→ **Set exercise**: Report, word for word, every line of the material that contains "från".

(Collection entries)
▶

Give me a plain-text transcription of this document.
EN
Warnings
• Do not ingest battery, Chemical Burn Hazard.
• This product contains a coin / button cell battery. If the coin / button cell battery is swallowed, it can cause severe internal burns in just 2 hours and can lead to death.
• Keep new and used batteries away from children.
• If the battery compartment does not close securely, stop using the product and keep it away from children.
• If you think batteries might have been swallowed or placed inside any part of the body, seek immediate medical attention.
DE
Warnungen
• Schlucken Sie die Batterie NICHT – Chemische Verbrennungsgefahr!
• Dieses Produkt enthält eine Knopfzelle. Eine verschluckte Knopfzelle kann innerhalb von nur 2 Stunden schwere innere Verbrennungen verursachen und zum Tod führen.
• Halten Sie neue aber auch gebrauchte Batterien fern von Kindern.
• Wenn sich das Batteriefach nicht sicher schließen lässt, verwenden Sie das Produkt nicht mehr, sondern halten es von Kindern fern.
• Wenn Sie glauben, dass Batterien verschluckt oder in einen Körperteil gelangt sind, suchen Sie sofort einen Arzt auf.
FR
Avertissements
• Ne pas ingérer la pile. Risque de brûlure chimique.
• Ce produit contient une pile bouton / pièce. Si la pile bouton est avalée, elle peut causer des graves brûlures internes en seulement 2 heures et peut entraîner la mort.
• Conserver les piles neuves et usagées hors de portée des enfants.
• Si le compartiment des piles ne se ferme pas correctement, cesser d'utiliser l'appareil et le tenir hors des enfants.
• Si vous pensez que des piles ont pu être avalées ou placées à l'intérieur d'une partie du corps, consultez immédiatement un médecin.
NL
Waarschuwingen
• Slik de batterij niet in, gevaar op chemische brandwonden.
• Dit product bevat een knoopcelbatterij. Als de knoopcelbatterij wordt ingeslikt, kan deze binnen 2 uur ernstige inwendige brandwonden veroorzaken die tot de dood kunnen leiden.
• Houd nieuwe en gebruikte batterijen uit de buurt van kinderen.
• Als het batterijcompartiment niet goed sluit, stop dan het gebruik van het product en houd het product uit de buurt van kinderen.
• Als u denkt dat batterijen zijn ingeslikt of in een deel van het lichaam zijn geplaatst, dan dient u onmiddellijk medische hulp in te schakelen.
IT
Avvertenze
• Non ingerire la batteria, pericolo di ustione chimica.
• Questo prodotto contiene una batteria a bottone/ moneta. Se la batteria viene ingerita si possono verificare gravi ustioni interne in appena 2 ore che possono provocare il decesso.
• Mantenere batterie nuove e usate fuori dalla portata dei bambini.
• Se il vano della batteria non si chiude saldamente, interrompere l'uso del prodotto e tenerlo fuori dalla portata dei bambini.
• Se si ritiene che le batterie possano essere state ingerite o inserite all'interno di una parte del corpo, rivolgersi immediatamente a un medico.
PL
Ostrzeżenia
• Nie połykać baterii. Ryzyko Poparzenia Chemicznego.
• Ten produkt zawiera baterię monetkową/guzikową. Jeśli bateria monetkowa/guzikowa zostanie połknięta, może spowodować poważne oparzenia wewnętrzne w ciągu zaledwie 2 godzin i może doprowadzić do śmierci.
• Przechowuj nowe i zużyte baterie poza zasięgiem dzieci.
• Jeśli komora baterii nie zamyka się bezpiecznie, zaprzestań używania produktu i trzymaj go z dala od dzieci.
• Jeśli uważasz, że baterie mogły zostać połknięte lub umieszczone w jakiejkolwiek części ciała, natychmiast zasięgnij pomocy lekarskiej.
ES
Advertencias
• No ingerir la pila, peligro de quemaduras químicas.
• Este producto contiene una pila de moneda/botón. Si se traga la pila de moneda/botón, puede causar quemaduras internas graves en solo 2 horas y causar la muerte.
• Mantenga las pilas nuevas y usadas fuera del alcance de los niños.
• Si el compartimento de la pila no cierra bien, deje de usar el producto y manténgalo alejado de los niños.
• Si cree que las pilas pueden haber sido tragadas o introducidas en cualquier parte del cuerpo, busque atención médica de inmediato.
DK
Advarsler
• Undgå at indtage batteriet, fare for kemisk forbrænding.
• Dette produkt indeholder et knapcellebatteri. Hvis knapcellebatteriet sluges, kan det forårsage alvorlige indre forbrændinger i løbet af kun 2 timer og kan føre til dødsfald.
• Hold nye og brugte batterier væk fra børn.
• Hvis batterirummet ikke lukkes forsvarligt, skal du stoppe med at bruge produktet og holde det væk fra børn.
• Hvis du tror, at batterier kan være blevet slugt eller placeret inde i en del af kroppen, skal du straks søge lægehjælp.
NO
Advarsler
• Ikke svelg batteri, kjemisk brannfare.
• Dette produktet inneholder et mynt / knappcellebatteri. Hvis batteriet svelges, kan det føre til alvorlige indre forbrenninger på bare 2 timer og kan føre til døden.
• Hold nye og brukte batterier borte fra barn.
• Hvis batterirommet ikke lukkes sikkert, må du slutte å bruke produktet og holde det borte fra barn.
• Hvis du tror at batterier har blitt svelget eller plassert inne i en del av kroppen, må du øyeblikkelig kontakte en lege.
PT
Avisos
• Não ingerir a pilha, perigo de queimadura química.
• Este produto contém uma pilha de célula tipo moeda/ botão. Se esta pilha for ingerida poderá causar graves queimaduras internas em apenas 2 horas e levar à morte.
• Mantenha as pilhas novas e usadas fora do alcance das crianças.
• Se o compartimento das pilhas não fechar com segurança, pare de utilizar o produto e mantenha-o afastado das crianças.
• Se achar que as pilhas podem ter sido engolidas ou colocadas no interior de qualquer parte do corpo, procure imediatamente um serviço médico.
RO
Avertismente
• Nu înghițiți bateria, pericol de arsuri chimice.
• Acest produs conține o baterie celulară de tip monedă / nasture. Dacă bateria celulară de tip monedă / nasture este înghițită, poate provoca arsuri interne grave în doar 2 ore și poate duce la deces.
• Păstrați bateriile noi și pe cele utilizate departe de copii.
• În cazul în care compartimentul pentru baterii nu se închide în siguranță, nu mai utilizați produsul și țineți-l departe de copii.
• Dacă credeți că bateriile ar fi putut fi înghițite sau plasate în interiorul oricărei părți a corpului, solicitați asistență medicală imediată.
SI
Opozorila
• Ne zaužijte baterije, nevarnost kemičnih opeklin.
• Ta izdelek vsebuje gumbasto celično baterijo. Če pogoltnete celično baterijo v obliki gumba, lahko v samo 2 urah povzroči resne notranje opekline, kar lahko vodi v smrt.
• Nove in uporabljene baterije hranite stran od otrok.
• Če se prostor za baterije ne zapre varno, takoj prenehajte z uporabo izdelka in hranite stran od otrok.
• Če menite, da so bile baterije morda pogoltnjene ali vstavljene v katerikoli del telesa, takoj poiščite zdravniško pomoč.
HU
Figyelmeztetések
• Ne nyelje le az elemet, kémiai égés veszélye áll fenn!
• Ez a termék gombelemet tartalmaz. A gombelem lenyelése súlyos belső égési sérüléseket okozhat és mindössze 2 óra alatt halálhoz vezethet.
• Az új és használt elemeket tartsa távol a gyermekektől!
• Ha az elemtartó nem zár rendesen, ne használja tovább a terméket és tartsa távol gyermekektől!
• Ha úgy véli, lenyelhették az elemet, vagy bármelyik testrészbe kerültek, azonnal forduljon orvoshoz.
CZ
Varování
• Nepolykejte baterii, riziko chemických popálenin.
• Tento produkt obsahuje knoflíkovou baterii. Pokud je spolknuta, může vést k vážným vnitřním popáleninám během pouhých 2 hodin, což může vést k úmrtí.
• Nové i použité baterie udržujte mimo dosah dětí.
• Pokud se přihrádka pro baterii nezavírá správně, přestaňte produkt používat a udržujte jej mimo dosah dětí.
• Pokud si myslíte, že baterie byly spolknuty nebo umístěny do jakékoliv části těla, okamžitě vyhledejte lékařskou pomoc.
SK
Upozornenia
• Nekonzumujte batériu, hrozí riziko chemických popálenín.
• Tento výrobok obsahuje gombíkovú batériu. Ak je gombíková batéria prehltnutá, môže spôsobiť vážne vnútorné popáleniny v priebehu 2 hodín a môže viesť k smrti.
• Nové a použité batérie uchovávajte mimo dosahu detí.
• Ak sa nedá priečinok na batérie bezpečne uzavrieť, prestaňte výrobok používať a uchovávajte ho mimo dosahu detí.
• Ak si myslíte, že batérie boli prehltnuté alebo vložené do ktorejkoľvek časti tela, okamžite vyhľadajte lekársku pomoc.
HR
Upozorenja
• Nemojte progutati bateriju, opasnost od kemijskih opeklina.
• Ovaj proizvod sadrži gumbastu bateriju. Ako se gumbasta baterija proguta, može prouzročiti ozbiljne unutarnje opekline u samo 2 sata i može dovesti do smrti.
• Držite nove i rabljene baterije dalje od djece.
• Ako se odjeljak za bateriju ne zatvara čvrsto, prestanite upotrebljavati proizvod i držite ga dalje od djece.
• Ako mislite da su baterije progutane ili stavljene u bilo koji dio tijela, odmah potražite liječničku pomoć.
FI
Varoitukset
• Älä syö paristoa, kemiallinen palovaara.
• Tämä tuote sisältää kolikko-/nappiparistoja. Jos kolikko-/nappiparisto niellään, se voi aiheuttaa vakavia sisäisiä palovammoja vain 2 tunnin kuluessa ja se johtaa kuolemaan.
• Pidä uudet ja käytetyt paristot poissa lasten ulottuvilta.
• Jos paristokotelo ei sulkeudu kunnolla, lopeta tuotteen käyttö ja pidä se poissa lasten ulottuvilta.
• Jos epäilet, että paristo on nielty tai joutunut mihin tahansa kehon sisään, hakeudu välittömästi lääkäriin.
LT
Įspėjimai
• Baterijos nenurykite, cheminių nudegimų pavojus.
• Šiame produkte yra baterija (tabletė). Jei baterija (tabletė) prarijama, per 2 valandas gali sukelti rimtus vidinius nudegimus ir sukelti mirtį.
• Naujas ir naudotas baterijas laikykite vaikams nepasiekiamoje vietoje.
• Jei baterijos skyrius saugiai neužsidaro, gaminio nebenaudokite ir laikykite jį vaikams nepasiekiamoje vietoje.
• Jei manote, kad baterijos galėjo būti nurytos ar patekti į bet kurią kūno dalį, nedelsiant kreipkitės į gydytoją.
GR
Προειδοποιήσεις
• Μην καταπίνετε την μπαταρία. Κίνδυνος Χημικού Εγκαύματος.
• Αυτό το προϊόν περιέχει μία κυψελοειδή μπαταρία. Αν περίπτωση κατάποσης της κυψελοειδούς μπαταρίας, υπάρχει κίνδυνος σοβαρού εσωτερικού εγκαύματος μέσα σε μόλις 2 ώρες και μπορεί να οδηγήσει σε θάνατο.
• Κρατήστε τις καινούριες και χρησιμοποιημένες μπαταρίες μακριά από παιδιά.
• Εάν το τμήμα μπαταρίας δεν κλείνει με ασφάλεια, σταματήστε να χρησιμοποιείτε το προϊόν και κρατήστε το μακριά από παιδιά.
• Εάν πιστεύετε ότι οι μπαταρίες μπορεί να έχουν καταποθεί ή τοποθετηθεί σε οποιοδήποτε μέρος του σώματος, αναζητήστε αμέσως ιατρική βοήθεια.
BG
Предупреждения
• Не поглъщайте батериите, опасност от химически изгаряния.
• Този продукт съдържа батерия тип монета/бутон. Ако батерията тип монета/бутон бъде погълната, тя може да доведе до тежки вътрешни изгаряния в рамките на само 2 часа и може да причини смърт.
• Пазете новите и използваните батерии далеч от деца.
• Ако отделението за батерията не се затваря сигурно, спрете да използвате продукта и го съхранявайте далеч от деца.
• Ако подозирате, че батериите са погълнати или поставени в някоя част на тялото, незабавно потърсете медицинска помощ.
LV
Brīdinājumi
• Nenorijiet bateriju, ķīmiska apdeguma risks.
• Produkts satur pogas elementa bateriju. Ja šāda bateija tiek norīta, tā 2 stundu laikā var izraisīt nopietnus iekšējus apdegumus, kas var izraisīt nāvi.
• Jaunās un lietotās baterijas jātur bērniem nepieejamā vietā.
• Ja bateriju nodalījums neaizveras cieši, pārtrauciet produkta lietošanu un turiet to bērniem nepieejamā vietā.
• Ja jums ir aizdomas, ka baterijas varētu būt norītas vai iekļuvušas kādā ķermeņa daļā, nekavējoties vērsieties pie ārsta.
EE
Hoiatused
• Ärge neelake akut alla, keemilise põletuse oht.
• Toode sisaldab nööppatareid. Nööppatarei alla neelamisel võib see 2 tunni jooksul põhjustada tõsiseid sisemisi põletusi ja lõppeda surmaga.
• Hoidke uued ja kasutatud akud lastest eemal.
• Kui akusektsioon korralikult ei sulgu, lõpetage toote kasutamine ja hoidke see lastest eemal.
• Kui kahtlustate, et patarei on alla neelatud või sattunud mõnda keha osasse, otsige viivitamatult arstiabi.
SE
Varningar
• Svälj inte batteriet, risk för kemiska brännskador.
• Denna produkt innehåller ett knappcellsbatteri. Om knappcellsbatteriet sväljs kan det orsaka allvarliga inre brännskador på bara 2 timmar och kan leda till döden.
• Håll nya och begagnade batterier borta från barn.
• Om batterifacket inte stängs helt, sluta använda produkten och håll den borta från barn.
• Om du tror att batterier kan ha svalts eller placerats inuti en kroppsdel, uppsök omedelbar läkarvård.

◀

→ **Task output**:
• Håll nya och begagnade batterier borta från barn.
• Om batterifacket inte stängs helt, sluta använda produkten och håll den borta från barn.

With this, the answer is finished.